## Work to complete
Search the data for the word "stars" and copy every line that contains it.

## Supplied data

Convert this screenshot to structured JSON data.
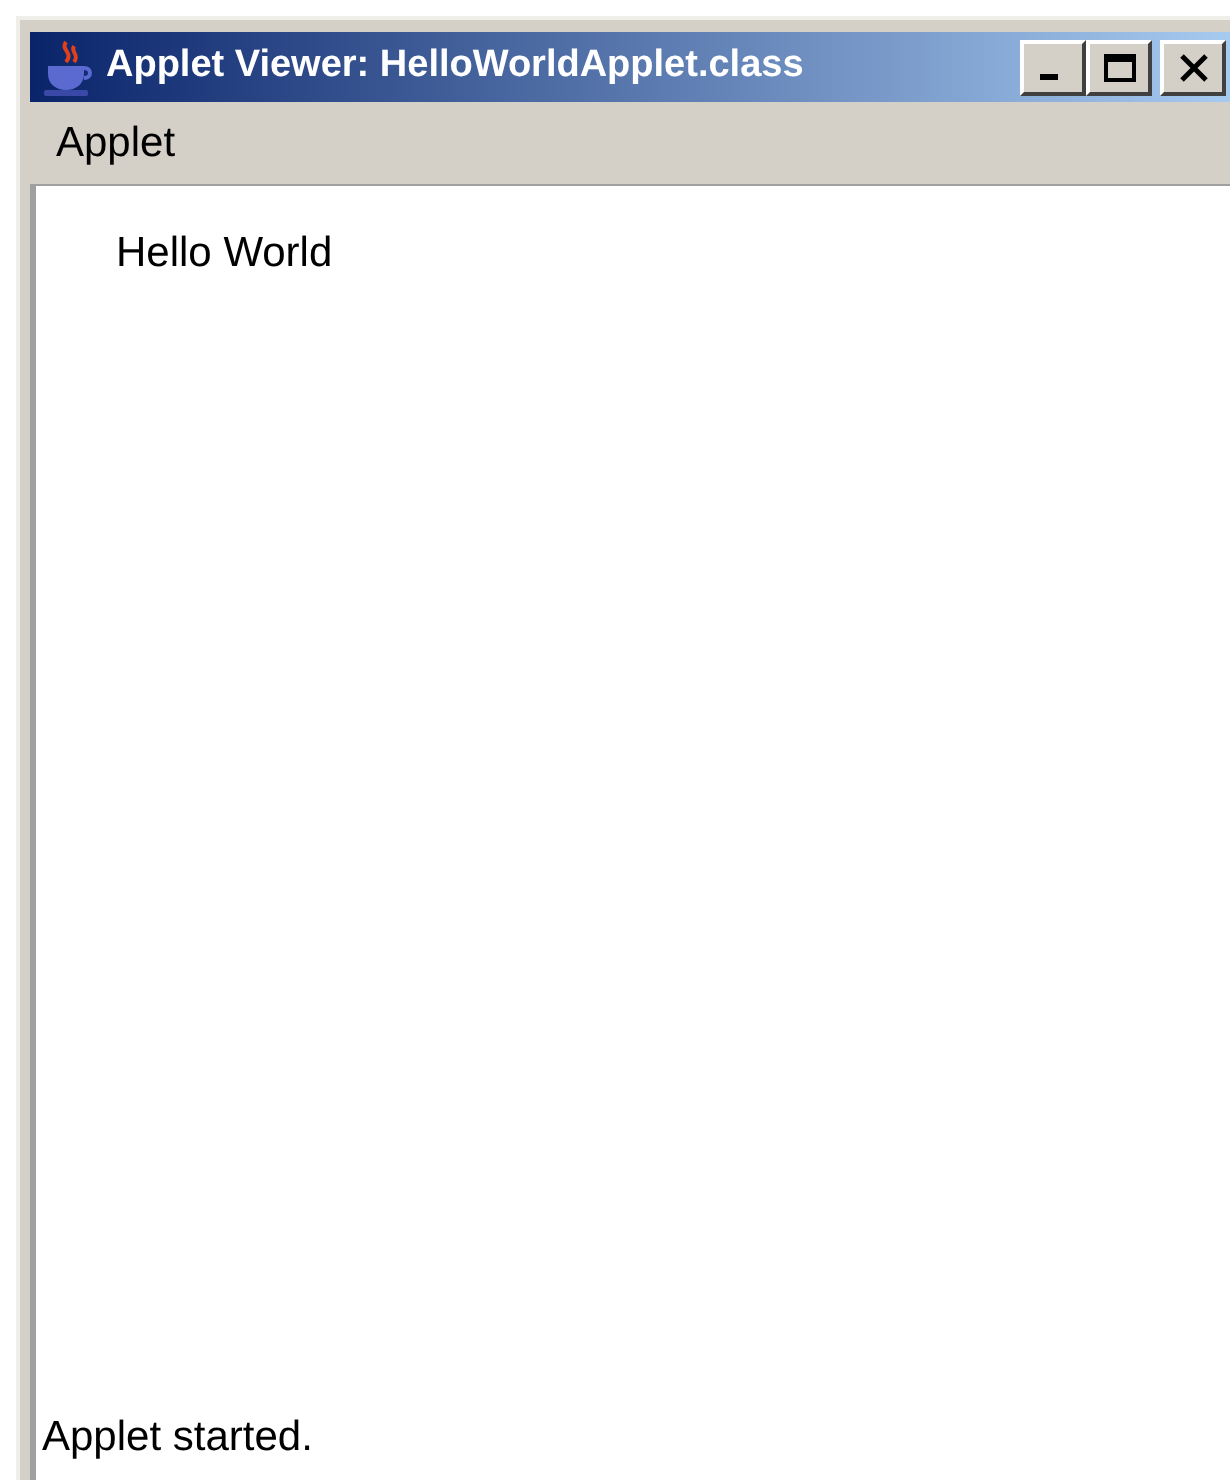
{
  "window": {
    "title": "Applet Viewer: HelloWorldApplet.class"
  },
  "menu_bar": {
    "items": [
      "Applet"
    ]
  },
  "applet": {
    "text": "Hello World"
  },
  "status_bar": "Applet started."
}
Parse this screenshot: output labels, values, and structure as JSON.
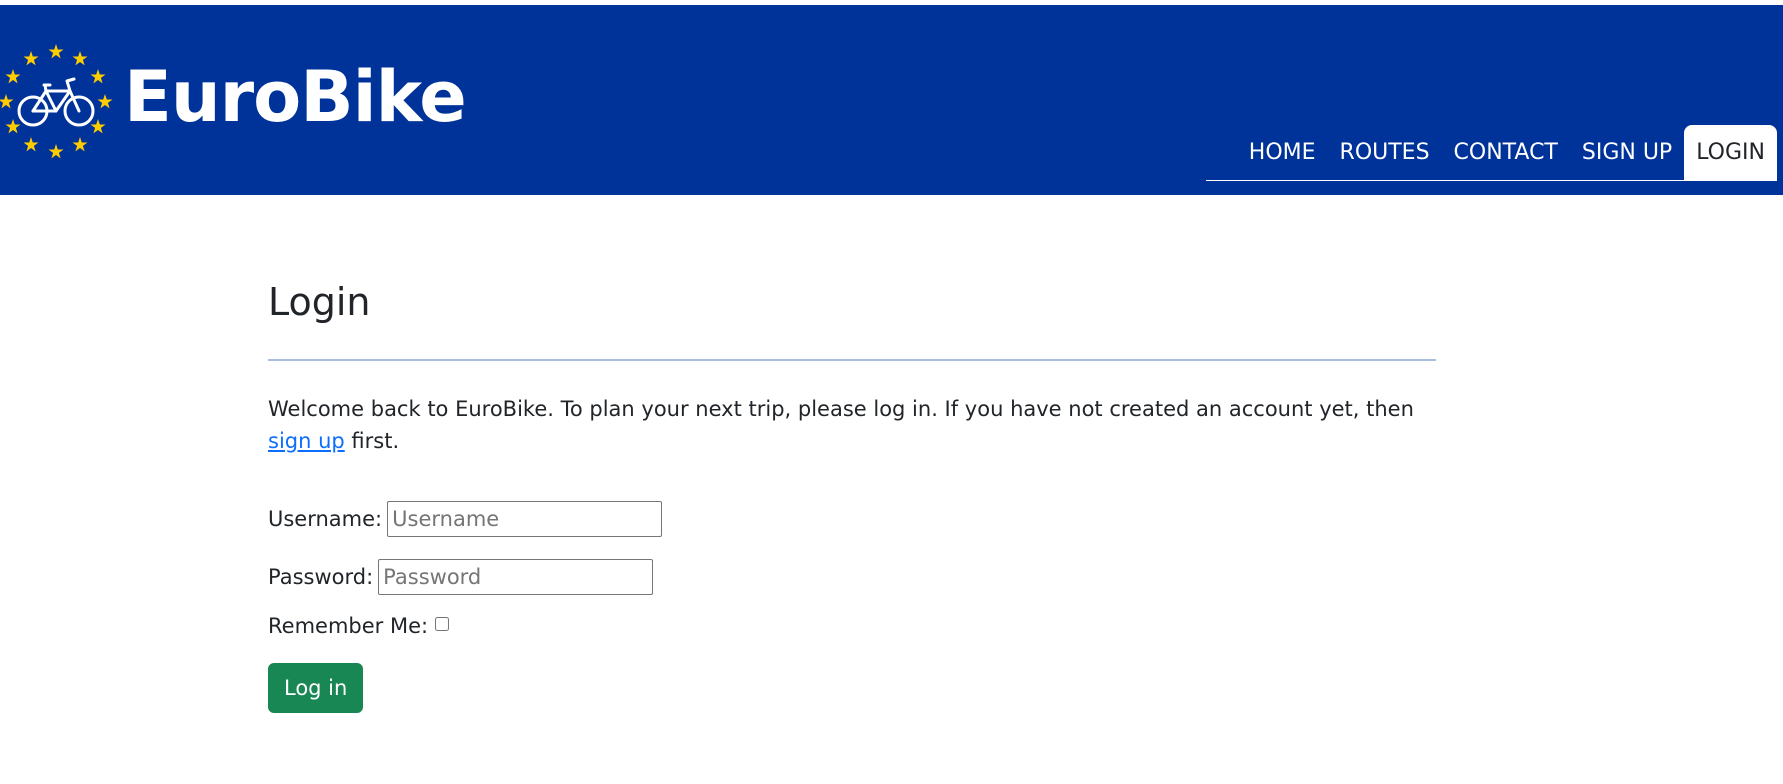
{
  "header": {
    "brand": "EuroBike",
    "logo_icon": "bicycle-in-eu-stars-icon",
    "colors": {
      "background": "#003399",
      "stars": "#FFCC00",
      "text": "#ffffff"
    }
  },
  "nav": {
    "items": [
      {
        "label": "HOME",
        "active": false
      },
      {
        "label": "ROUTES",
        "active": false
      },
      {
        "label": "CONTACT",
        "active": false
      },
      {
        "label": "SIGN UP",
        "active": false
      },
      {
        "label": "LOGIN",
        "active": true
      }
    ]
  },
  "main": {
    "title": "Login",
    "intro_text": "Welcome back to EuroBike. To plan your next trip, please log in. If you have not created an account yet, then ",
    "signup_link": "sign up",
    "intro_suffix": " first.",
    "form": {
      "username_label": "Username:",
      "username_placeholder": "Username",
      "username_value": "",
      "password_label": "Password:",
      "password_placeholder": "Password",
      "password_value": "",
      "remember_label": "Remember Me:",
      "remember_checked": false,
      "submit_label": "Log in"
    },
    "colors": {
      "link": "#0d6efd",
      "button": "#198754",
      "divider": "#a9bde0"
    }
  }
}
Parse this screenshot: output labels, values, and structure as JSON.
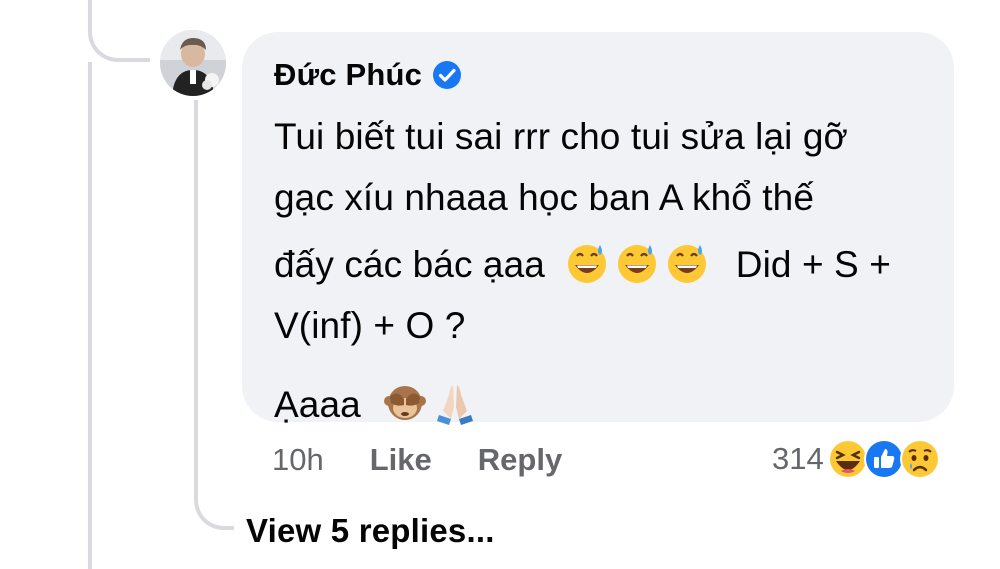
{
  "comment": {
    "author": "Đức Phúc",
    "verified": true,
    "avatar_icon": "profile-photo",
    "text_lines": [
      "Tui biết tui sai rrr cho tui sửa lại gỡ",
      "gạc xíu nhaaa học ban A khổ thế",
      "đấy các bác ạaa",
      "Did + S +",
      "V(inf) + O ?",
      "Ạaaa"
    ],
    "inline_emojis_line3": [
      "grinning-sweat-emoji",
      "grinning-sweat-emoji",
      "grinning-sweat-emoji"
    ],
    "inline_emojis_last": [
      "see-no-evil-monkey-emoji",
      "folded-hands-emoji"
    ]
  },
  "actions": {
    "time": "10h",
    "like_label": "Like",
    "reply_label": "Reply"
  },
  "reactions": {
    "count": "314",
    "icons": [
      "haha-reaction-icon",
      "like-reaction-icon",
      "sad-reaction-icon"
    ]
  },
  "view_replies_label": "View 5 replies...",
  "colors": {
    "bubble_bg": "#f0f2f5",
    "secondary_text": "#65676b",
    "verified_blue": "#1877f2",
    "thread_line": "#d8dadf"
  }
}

## Exercise response
    "logo_icon": "bicycle-in-eu-stars-icon",
      "stars": "#FFCC00",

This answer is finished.